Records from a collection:
begin
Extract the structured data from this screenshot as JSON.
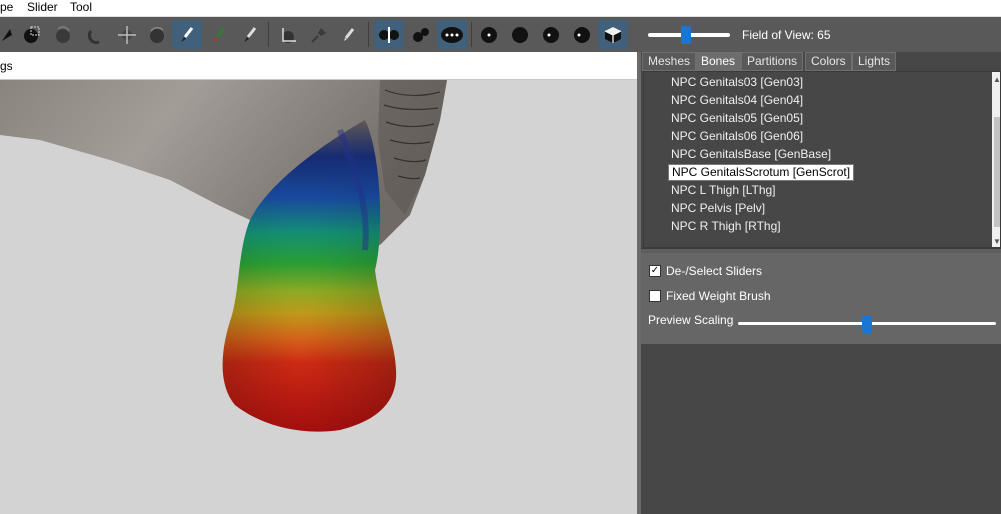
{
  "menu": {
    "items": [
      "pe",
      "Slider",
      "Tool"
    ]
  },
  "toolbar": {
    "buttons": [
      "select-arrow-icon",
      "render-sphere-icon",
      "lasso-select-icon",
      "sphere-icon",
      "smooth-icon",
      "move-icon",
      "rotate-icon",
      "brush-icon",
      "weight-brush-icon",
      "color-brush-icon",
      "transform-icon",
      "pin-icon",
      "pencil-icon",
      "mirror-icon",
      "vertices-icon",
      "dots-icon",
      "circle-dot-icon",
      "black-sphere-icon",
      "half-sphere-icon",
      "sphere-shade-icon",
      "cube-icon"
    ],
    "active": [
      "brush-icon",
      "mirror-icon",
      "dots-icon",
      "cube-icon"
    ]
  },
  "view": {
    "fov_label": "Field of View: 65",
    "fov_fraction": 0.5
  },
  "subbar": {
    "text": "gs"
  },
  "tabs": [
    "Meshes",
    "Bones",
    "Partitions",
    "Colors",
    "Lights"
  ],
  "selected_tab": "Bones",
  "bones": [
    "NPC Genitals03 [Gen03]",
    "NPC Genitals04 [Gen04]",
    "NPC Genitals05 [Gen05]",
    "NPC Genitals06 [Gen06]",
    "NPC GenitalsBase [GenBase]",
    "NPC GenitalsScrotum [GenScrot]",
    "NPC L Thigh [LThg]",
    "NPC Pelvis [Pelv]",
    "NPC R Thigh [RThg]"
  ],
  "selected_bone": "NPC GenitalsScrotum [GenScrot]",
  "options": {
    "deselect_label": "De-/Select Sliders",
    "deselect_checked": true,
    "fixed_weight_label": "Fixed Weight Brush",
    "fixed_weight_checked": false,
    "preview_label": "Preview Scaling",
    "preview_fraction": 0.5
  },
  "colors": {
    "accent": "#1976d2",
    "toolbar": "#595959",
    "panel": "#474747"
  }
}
end
**PROBLEM**
Images in the data above are to be skipped. Retype all other material exactly.

**WORKED ANSWER**
Extract the structured data from this screenshot as JSON.
{
  "menu": {
    "items": [
      "pe",
      "Slider",
      "Tool"
    ]
  },
  "toolbar": {
    "buttons": [
      "select-arrow-icon",
      "render-sphere-icon",
      "lasso-select-icon",
      "sphere-icon",
      "smooth-icon",
      "move-icon",
      "rotate-icon",
      "brush-icon",
      "weight-brush-icon",
      "color-brush-icon",
      "transform-icon",
      "pin-icon",
      "pencil-icon",
      "mirror-icon",
      "vertices-icon",
      "dots-icon",
      "circle-dot-icon",
      "black-sphere-icon",
      "half-sphere-icon",
      "sphere-shade-icon",
      "cube-icon"
    ],
    "active": [
      "brush-icon",
      "mirror-icon",
      "dots-icon",
      "cube-icon"
    ]
  },
  "view": {
    "fov_label": "Field of View: 65",
    "fov_fraction": 0.5
  },
  "subbar": {
    "text": "gs"
  },
  "tabs": [
    "Meshes",
    "Bones",
    "Partitions",
    "Colors",
    "Lights"
  ],
  "selected_tab": "Bones",
  "bones": [
    "NPC Genitals03 [Gen03]",
    "NPC Genitals04 [Gen04]",
    "NPC Genitals05 [Gen05]",
    "NPC Genitals06 [Gen06]",
    "NPC GenitalsBase [GenBase]",
    "NPC GenitalsScrotum [GenScrot]",
    "NPC L Thigh [LThg]",
    "NPC Pelvis [Pelv]",
    "NPC R Thigh [RThg]"
  ],
  "selected_bone": "NPC GenitalsScrotum [GenScrot]",
  "options": {
    "deselect_label": "De-/Select Sliders",
    "deselect_checked": true,
    "fixed_weight_label": "Fixed Weight Brush",
    "fixed_weight_checked": false,
    "preview_label": "Preview Scaling",
    "preview_fraction": 0.5
  },
  "colors": {
    "accent": "#1976d2",
    "toolbar": "#595959",
    "panel": "#474747"
  }
}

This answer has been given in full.